◆ **Tarefas a fazer**:
A. Reproduza o trecho da reportagem sobre o curso de alfabetização que começa em "Motivação para o" e termina em "em período integral.".
B. Responda com base na reportagem sobre o curso de alfabetização:
(i) Quantos alunos participam toda semana do curso?
(ii) Quanto tempo dura a capacitação?
(iii) Que porcentagem das pessoas atendidas pelo Unidown é totalmente alfabetizada?

◆ **Trecho de origem**:
Motivação para o curso foi a baixa taxa de alfabetização.
Victória Pacheco, São Paulo, Sp (folhapress) - 21/04/2025 10:47:16 | Foto: Agência de Notícias da Indústria
Na época da escola, estudar era um martírio para o paulistano Vinícius de Miranda, 23. Os conteúdos "não entravam na cabeça" e ele se sentia exausto com as aulas em período integral.
Ao ingressar no curso de alfabetização do Instituto Unidown em março deste ano, o jovem com síndrome de Down encontrou diversão no aprendizado.
Ele é um dos 12 alunos que participam semanalmente da formação com ênfase no desenvolvimento de habilidades de leitura e escrita para o mercado de trabalho.
"Já lia e escrevia antes, mas agora estou evoluindo para conquistar meu objetivo, que é conseguir um emprego e, mais tarde, virar empresário", conta Vinícius.
Uma de suas partes preferidas das aulas é o Joca, jornal infantojuvenil utilizado como recurso didático a fim de aprimorar oralidade, conhecimentos sobre atualidades e compreensão textual dos estudantes.
"O jornal tem uma linguagem adequada para crianças e adolescentes, mais acessível do que a de publicações tradicionais", diz Cristina Harich, diretora educacional da editora Magia de Ler, que doa exemplares quinzenais aos participantes da capacitação de três meses.
"Ele é dividido em seções, com temas variados de interesse infantojuvenil. Há também assuntos atuais, como a Guerra da Ucrânia, que precisam ser comunicados a eles, mas sem conotação violenta e de forma neutra, priorizando os fatos."
Segundo Gizele Caparroz, idealizadora e uma das professoras do curso, o Joca é usado na dinâmica da "roda de notícias", em que os alunos se reúnem para comentar o conteúdo das matérias de que mais gostaram.
Na sequência, eles criam um banco de palavras com termos novos, que servem de base para a escrita coletiva de textos.
"Como são todos adultos, não queríamos dar um livro didático tradicional para eles. É importante que esses jovens tenham repertório de mundo e saibam falar sobre o que está acontecendo hoje. Nada melhor que um jornal para isso", afirma a conselheira do instituto.
Além disso, são usados jogos de tabuleiro, que apoiam o aprendizado de matemática básica e gramática, e aplicativos para trabalhar conceitos como dezena, unidade e dúzia. As professoras também propõem dinâmicas com calculadoras e simulações de entrevistas de emprego.
Motivação central para a criação do curso foi a baixa taxa de alfabetização de jovens com a síndrome. Entre as mais de 1.300 pessoas atendidas pelo Unidown, apenas 8,7% são totalmente alfabetizadas, e 1,3% conseguem se deslocar sozinhas usando transporte público.

◆ **Linhas de dados**:
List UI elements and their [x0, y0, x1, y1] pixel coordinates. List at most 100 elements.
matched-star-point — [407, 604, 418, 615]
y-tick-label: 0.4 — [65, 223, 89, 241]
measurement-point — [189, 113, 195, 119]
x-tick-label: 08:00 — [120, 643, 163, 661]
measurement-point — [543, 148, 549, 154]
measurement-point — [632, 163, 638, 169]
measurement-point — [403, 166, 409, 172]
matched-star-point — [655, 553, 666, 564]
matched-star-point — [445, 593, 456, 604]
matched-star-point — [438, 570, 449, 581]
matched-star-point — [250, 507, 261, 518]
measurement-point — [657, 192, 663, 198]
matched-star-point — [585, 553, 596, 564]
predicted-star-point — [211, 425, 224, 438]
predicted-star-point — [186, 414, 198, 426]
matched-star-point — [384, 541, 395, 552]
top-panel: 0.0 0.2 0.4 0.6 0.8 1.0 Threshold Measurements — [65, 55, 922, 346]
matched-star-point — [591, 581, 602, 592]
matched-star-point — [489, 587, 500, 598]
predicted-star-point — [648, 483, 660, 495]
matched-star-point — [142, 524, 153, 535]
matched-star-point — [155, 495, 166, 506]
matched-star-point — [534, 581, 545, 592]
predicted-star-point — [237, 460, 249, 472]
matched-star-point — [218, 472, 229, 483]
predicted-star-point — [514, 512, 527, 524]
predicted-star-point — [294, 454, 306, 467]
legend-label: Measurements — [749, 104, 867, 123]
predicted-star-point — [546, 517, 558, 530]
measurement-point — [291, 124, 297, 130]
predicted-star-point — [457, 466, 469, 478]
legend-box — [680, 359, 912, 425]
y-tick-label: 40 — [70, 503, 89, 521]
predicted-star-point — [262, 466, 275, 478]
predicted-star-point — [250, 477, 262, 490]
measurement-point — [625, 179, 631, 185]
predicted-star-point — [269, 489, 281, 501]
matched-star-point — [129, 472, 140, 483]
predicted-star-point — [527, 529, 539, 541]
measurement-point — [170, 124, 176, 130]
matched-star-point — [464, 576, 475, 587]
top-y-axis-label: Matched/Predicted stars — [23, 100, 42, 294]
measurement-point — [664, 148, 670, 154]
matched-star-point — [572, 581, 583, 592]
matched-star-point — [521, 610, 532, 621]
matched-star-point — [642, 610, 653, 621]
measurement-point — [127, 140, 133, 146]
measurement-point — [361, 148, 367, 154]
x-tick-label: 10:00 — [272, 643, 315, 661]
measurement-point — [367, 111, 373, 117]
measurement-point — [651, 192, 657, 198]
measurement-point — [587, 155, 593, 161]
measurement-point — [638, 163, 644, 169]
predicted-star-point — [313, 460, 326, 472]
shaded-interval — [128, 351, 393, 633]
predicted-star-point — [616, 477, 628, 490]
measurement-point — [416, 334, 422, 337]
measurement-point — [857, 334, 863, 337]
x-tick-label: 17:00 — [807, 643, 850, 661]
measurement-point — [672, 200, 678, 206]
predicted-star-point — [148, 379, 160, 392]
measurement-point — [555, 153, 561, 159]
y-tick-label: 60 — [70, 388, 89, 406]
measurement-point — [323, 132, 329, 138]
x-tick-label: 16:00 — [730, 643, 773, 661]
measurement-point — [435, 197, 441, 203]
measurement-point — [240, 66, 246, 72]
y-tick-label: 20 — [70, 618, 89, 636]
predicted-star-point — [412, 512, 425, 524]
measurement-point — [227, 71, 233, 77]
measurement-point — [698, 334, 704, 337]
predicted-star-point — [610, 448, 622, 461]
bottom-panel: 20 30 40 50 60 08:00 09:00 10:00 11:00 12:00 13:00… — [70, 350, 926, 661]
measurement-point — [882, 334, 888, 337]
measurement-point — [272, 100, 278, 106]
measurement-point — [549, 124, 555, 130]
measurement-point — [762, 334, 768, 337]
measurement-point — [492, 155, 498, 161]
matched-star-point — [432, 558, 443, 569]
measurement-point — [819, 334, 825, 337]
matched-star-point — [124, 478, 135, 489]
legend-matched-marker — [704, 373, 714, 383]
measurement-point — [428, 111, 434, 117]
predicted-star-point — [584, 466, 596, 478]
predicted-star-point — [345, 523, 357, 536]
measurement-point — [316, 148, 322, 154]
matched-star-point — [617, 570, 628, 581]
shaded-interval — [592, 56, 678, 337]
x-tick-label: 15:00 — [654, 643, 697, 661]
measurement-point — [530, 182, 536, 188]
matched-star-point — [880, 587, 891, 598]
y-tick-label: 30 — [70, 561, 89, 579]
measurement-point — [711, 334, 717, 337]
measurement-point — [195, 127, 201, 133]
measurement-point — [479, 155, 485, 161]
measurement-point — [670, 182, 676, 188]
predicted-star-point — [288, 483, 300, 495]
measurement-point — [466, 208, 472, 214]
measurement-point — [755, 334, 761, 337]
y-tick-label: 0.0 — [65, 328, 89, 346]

◆ **Respostas por tarefa**:
A.
Motivação para o curso foi a baixa taxa de alfabetização.
Victória Pacheco, São Paulo, Sp (folhapress) - 21/04/2025 10:47:16 | Foto: Agência de Notícias da Indústria
Na época da escola, estudar era um martírio para o paulistano Vinícius de Miranda, 23. Os conteúdos "não entravam na cabeça" e ele se sentia exausto com as aulas em período integral.

B.
(i) 12 alunos.
(ii) Três meses.
(iii) 8,7%.